Everything in the listing should be restated word for word.

[BEGIN Supplied data]

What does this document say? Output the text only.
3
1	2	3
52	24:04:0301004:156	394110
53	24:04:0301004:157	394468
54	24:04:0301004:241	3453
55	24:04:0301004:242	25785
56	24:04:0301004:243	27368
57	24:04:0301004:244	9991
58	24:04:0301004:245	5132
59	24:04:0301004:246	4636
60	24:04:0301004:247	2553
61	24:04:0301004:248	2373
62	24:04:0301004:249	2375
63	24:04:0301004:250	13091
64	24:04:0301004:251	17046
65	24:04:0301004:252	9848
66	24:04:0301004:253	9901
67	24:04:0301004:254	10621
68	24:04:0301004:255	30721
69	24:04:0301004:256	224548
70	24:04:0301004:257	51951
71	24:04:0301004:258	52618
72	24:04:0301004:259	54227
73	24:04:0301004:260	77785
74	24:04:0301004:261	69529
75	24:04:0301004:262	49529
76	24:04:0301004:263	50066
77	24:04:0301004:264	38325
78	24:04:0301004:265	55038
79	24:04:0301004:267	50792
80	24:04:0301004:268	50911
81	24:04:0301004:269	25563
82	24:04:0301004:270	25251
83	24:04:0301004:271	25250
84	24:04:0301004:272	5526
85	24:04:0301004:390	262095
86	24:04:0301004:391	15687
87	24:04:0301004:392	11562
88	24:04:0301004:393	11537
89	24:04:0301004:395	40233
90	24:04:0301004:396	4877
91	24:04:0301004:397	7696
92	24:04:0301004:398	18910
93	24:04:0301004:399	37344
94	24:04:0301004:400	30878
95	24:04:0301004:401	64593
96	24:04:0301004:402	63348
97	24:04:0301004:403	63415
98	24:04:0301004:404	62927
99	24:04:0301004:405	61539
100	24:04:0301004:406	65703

[END Supplied data]

### Written answer
What does this document say? Output the text only.
3
1	2	3
52	24:04:0301004:156	394110
53	24:04:0301004:157	394468
54	24:04:0301004:241	3453
55	24:04:0301004:242	25785
56	24:04:0301004:243	27368
57	24:04:0301004:244	9991
58	24:04:0301004:245	5132
59	24:04:0301004:246	4636
60	24:04:0301004:247	2553
61	24:04:0301004:248	2373
62	24:04:0301004:249	2375
63	24:04:0301004:250	13091
64	24:04:0301004:251	17046
65	24:04:0301004:252	9848
66	24:04:0301004:253	9901
67	24:04:0301004:254	10621
68	24:04:0301004:255	30721
69	24:04:0301004:256	224548
70	24:04:0301004:257	51951
71	24:04:0301004:258	52618
72	24:04:0301004:259	54227
73	24:04:0301004:260	77785
74	24:04:0301004:261	69529
75	24:04:0301004:262	49529
76	24:04:0301004:263	50066
77	24:04:0301004:264	38325
78	24:04:0301004:265	55038
79	24:04:0301004:267	50792
80	24:04:0301004:268	50911
81	24:04:0301004:269	25563
82	24:04:0301004:270	25251
83	24:04:0301004:271	25250
84	24:04:0301004:272	5526
85	24:04:0301004:390	262095
86	24:04:0301004:391	15687
87	24:04:0301004:392	11562
88	24:04:0301004:393	11537
89	24:04:0301004:395	40233
90	24:04:0301004:396	4877
91	24:04:0301004:397	7696
92	24:04:0301004:398	18910
93	24:04:0301004:399	37344
94	24:04:0301004:400	30878
95	24:04:0301004:401	64593
96	24:04:0301004:402	63348
97	24:04:0301004:403	63415
98	24:04:0301004:404	62927
99	24:04:0301004:405	61539
100	24:04:0301004:406	65703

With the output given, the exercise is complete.